[STUDY MATERIAL — start]

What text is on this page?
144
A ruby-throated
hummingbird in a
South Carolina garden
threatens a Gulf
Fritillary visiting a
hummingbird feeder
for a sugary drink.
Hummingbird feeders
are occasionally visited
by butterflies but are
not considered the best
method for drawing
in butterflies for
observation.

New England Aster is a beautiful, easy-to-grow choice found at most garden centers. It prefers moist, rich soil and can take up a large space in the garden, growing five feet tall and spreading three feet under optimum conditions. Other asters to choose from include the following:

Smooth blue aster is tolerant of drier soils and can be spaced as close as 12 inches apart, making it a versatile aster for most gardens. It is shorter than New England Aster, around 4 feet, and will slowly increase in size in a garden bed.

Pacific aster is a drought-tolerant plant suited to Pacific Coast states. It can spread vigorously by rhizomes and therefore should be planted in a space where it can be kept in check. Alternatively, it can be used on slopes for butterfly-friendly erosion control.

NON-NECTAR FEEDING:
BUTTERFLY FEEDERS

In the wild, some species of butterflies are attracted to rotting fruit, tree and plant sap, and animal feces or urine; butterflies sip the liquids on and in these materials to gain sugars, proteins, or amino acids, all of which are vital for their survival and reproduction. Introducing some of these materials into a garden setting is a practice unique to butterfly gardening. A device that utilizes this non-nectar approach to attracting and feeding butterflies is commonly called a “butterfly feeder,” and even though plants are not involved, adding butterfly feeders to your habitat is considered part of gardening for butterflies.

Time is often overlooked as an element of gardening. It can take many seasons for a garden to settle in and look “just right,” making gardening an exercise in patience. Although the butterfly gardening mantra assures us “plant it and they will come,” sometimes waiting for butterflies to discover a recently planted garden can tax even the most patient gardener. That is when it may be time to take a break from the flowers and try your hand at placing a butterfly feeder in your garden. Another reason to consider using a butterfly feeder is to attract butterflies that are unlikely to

[STUDY MATERIAL — finish]

» **ACTIVITY**
The answer must consist of all the entries, copied exactly.

» **REPLY**
What text is on this page?
144
A ruby-throated
hummingbird in a
South Carolina garden
threatens a Gulf
Fritillary visiting a
hummingbird feeder
for a sugary drink.
Hummingbird feeders
are occasionally visited
by butterflies but are
not considered the best
method for drawing
in butterflies for
observation.

New England Aster is a beautiful, easy-to-grow choice found at most garden centers. It prefers moist, rich soil and can take up a large space in the garden, growing five feet tall and spreading three feet under optimum conditions. Other asters to choose from include the following:

Smooth blue aster is tolerant of drier soils and can be spaced as close as 12 inches apart, making it a versatile aster for most gardens. It is shorter than New England Aster, around 4 feet, and will slowly increase in size in a garden bed.

Pacific aster is a drought-tolerant plant suited to Pacific Coast states. It can spread vigorously by rhizomes and therefore should be planted in a space where it can be kept in check. Alternatively, it can be used on slopes for butterfly-friendly erosion control.

NON-NECTAR FEEDING:
BUTTERFLY FEEDERS

In the wild, some species of butterflies are attracted to rotting fruit, tree and plant sap, and animal feces or urine; butterflies sip the liquids on and in these materials to gain sugars, proteins, or amino acids, all of which are vital for their survival and reproduction. Introducing some of these materials into a garden setting is a practice unique to butterfly gardening. A device that utilizes this non-nectar approach to attracting and feeding butterflies is commonly called a “butterfly feeder,” and even though plants are not involved, adding butterfly feeders to your habitat is considered part of gardening for butterflies.

Time is often overlooked as an element of gardening. It can take many seasons for a garden to settle in and look “just right,” making gardening an exercise in patience. Although the butterfly gardening mantra assures us “plant it and they will come,” sometimes waiting for butterflies to discover a recently planted garden can tax even the most patient gardener. That is when it may be time to take a break from the flowers and try your hand at placing a butterfly feeder in your garden. Another reason to consider using a butterfly feeder is to attract butterflies that are unlikely to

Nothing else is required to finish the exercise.